Problems to work on:
1. Write out the part of the practice report between "He said the" and "figure out why.", inclusive.
2. For each statement (a), (b) and (c), say whether the practice report supports it, and back each yes or no with the deciding words of the report, quoted exactly.
(a) Sergio Perez set the fastest time in morning practice.
(b) Carlos Sainz finished ahead of Lewis Hamilton.
(c) Lando Norris received a five-place grid penalty.

Article:
Behind the leading duo, Racing Point were third and fourth with Sergio Perez, who topped the times in morning practice, and Lance Stroll respectively, the pair proving pre-season suggestions that they have a package to make them competitive this season.
Ferrari-bound Carlos Sainz was fifth for McLaren ahead of an out-of-sorts six-time champion Lewis Hamilton in the second Mercedes.
He said the car felt ‘fairly similar” to last weekend, despite a steep rise in temperatures, but could not explain his loss of pace.
“There’s a lot of working going on in the background to figure out why.
“I was feeling good in practice one, the start of P2 felt pretty good. Then I just started to drop off, I don’t know why.
– ‘I’ll do the dry dance’ –
“Others out there are obviously quick and Valtteri has got good pace. So hopefully tomorrow we can be in a better position.”
Behind Hamilton, Alex Albon was seventh in the second Red Bull ahead of McLaren’s Lando Norris, who picked up a three-place grid penalty for ignoring yellow flags in the morning, Charles Leclerc of Ferrari and Esteban Ocon of Renault.

Data provided:
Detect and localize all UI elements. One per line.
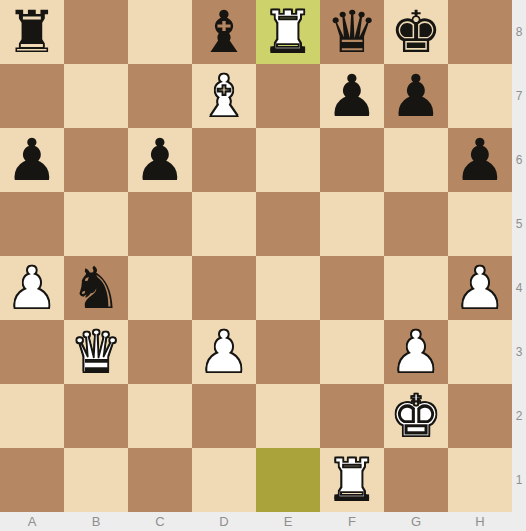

Solutions to each task:
1.
He said the car felt ‘fairly similar” to last weekend, despite a steep rise in temperatures, but could not explain his loss of pace.
“There’s a lot of working going on in the background to figure out why.

2.
(a) Yes: "Sergio Perez, who topped the times in morning practice"
(b) Yes: "Carlos Sainz was fifth for McLaren ahead of an out-of-sorts six-time champion Lewis Hamilton"
(c) No: "picked up a three-place grid penalty for ignoring yellow flags in the morning"